- **Listing**
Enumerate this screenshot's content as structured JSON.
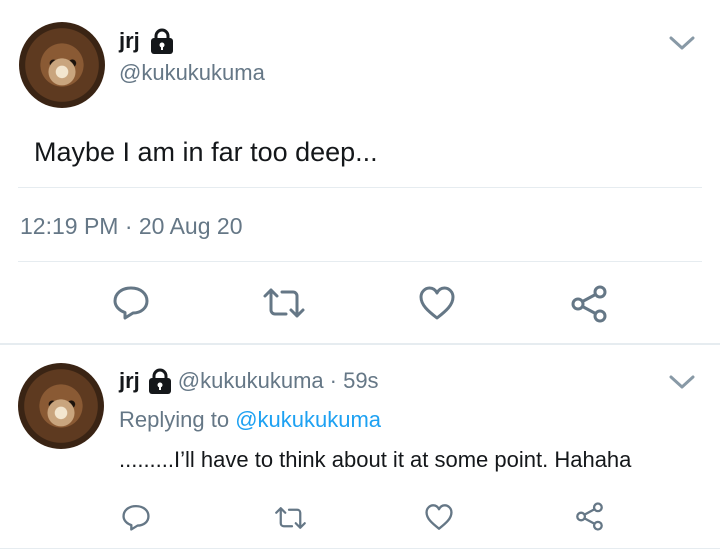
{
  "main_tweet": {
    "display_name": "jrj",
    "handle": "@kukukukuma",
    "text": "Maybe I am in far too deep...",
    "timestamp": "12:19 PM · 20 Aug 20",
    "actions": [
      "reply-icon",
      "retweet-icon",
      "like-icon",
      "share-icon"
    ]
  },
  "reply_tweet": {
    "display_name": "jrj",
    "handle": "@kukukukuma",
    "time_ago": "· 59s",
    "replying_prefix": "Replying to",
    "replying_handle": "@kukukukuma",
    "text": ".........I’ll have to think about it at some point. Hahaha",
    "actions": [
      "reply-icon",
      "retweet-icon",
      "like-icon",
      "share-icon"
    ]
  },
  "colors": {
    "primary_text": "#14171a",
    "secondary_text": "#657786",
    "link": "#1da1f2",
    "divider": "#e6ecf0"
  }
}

- **Work to complete**
Give every line back word for word and leave the pictures out.

- **Solution for this exercise**
Enumerate this screenshot's content as structured JSON.
{
  "main_tweet": {
    "display_name": "jrj",
    "handle": "@kukukukuma",
    "text": "Maybe I am in far too deep...",
    "timestamp": "12:19 PM · 20 Aug 20",
    "actions": [
      "reply-icon",
      "retweet-icon",
      "like-icon",
      "share-icon"
    ]
  },
  "reply_tweet": {
    "display_name": "jrj",
    "handle": "@kukukukuma",
    "time_ago": "· 59s",
    "replying_prefix": "Replying to",
    "replying_handle": "@kukukukuma",
    "text": ".........I’ll have to think about it at some point. Hahaha",
    "actions": [
      "reply-icon",
      "retweet-icon",
      "like-icon",
      "share-icon"
    ]
  },
  "colors": {
    "primary_text": "#14171a",
    "secondary_text": "#657786",
    "link": "#1da1f2",
    "divider": "#e6ecf0"
  }
}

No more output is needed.